* **Work to do**:
Below are some records. Count the lines with "sfiato" in them and give nothing but the total.

* **Provided data**:
----------
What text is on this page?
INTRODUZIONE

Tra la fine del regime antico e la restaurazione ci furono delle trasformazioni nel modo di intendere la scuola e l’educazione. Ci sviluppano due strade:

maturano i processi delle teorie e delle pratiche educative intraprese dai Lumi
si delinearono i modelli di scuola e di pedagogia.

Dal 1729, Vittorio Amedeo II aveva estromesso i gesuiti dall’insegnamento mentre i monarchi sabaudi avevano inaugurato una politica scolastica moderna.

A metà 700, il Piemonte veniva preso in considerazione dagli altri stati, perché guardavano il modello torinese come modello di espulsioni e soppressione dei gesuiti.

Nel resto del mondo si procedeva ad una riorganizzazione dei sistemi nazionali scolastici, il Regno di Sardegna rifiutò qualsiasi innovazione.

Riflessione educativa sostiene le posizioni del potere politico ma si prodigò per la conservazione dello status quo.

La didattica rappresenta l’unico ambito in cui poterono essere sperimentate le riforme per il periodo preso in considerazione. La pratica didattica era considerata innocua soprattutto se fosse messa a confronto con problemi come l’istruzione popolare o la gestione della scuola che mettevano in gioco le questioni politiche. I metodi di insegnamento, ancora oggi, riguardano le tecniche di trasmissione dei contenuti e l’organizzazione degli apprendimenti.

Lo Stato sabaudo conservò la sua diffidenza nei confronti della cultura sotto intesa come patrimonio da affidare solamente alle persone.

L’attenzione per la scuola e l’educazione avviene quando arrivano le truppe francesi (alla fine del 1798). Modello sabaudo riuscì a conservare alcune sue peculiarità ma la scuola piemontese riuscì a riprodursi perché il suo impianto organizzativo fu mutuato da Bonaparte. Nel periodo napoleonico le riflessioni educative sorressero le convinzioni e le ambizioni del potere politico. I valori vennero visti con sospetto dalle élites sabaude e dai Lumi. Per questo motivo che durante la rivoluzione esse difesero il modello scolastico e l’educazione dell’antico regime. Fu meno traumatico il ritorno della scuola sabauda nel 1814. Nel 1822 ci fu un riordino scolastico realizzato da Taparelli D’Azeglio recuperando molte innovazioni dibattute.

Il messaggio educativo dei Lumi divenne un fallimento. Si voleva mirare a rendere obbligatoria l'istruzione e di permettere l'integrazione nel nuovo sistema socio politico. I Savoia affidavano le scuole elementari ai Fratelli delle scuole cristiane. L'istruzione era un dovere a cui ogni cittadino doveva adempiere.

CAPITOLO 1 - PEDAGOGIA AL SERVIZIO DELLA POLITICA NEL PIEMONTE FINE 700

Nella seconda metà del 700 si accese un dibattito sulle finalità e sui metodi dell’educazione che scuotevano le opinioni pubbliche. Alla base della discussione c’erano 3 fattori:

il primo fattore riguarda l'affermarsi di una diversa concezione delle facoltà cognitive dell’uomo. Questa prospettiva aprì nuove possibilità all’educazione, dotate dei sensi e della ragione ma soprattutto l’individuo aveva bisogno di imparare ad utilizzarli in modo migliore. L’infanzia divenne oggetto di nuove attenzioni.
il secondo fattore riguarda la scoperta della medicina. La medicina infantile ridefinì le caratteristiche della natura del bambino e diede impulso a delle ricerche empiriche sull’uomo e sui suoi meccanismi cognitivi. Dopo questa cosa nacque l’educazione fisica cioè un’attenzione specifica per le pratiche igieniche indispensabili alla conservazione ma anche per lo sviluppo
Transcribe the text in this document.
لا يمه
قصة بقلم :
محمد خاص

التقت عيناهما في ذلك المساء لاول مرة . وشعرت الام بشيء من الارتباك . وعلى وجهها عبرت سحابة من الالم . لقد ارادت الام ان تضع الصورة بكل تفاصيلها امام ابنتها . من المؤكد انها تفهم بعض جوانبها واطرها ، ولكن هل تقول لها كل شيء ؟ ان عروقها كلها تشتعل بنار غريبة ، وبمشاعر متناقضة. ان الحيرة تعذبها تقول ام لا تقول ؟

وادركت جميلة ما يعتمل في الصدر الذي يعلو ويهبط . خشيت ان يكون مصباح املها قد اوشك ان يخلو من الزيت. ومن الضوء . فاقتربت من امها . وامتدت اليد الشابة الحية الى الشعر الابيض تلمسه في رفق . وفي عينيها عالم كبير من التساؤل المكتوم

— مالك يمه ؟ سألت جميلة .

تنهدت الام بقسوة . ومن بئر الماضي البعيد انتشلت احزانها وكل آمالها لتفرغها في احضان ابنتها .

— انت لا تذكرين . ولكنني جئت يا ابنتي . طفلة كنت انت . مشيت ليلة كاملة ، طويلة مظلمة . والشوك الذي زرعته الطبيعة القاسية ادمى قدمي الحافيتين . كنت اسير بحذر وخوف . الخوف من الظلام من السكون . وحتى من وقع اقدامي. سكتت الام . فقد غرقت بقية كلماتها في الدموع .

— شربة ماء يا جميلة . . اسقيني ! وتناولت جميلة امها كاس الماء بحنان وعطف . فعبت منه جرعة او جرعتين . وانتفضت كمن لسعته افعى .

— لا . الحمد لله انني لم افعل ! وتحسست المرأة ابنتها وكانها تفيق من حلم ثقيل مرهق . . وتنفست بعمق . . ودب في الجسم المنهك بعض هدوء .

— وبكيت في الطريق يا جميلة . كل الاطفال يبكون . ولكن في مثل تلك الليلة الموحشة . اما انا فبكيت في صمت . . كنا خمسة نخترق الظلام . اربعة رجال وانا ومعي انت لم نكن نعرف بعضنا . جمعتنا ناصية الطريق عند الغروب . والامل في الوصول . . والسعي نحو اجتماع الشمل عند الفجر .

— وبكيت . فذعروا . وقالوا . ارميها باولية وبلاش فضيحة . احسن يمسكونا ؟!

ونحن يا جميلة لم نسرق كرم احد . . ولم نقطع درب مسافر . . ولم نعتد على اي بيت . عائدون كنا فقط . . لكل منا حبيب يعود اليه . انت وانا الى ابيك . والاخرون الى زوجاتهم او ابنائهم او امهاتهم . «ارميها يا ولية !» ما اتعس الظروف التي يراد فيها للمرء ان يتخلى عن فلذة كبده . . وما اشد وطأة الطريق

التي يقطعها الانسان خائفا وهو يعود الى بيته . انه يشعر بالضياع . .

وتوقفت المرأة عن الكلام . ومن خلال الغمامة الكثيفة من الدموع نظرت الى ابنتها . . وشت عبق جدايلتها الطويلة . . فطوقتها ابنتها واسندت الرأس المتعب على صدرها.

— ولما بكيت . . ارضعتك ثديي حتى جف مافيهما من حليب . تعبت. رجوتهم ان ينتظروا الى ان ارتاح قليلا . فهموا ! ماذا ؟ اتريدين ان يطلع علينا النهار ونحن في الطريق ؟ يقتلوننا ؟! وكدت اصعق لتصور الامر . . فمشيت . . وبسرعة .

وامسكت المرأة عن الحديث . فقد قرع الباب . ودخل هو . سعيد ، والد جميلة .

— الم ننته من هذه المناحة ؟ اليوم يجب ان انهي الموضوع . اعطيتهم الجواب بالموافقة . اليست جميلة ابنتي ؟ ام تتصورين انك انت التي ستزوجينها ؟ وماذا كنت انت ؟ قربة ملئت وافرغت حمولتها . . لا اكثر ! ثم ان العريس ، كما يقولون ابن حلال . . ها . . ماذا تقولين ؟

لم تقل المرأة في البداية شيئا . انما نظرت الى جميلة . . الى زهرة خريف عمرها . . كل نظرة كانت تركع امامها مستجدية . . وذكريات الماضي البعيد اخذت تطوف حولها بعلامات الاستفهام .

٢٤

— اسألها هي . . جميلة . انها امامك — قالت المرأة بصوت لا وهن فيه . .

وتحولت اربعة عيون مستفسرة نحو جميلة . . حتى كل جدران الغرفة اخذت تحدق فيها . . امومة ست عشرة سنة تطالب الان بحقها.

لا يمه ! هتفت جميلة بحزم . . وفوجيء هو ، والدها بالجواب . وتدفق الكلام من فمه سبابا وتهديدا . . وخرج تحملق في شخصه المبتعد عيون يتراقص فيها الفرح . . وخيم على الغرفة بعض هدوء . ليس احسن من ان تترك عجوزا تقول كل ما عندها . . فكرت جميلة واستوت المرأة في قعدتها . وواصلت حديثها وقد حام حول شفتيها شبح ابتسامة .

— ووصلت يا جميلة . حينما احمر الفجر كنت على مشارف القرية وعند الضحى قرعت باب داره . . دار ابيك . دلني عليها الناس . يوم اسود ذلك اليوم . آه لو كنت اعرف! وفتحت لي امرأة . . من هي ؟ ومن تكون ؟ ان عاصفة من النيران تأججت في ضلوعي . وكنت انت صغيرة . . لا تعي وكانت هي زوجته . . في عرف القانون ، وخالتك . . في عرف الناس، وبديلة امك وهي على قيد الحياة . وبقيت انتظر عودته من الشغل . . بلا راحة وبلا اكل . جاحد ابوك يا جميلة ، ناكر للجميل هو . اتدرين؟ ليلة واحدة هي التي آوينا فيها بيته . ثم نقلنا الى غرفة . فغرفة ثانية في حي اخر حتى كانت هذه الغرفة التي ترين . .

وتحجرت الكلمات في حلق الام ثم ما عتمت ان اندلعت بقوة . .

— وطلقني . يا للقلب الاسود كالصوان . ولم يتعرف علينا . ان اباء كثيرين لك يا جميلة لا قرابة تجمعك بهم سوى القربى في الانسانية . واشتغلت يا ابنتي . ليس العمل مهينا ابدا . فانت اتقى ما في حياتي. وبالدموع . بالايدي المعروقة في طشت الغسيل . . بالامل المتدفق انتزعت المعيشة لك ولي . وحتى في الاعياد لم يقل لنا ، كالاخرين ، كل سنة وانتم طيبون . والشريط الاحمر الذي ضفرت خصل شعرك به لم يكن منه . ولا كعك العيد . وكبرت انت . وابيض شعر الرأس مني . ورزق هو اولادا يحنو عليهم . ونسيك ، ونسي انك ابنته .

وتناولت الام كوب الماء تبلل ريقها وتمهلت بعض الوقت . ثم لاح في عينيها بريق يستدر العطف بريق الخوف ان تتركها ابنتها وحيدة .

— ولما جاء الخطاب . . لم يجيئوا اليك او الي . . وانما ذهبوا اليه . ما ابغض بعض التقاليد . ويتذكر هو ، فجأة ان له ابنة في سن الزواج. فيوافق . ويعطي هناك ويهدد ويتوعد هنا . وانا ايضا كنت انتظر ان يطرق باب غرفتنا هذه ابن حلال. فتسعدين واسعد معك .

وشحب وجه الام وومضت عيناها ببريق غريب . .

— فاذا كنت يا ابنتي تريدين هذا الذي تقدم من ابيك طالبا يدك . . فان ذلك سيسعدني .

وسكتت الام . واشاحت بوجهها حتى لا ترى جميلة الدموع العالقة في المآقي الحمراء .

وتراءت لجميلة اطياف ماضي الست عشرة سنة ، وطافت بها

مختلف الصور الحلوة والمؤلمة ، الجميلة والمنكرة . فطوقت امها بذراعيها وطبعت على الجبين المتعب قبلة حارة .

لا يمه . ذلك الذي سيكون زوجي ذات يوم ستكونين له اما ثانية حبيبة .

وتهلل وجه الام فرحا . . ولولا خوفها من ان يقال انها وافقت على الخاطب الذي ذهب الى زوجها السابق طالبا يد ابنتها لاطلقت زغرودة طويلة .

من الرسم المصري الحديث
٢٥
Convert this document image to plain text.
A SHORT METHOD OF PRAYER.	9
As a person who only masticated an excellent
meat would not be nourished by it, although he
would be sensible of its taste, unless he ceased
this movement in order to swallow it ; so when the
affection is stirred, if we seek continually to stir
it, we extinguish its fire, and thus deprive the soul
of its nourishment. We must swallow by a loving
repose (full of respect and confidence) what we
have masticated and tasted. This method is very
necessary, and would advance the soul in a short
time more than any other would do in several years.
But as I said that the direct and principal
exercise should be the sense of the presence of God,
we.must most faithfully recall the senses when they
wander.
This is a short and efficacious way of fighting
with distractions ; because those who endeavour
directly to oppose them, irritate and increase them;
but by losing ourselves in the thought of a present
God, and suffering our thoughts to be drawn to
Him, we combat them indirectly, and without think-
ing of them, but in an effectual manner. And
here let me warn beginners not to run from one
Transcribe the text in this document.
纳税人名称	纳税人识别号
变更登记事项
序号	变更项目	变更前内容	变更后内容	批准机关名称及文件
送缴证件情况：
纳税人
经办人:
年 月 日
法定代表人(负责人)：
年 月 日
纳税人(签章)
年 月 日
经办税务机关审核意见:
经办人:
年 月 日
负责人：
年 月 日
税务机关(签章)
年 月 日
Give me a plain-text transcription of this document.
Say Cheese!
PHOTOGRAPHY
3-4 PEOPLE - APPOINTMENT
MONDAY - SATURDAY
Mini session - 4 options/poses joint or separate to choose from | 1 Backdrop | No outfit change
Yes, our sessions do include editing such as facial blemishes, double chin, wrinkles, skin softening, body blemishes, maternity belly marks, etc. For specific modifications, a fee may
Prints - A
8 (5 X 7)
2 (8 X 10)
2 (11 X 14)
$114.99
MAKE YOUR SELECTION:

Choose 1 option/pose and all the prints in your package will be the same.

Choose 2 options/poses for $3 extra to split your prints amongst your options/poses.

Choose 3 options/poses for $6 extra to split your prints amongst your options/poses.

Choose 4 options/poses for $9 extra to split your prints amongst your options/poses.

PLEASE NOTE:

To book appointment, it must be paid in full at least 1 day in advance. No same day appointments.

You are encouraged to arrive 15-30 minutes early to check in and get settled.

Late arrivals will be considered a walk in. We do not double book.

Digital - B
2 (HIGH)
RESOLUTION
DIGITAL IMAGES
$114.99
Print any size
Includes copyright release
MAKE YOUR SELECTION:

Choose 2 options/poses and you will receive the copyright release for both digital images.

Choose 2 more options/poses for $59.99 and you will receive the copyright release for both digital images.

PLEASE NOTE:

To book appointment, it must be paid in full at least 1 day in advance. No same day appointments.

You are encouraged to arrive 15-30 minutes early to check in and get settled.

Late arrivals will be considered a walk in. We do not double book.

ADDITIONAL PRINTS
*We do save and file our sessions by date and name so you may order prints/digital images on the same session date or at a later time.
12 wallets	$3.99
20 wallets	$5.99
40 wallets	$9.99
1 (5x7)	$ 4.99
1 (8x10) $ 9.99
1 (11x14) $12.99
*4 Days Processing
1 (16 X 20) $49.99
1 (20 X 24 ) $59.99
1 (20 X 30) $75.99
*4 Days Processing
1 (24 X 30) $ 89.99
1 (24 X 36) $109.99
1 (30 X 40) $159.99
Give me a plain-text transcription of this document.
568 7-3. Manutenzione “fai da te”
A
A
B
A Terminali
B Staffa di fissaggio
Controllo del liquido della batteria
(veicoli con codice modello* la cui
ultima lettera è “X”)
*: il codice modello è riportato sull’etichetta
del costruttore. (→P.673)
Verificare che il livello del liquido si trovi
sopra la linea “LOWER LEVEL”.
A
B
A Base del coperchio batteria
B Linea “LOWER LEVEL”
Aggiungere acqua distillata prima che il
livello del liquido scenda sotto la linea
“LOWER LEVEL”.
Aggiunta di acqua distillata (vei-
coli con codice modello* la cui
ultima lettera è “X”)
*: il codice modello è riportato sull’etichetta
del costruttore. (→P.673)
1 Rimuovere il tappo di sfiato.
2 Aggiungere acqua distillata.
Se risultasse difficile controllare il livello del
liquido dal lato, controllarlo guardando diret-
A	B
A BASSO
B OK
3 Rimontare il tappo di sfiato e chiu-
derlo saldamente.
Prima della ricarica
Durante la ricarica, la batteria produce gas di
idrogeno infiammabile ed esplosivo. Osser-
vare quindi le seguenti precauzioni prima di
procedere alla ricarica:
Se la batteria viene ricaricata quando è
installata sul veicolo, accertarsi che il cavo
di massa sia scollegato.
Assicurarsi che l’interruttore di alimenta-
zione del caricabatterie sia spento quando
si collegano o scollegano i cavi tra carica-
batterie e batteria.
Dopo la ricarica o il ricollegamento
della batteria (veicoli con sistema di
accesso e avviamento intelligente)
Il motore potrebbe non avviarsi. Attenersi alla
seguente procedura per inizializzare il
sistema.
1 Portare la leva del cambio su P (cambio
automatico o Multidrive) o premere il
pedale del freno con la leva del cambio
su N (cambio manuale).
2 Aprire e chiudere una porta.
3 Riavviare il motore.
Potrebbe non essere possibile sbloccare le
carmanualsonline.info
----------
* **Answer for this exercise**:
2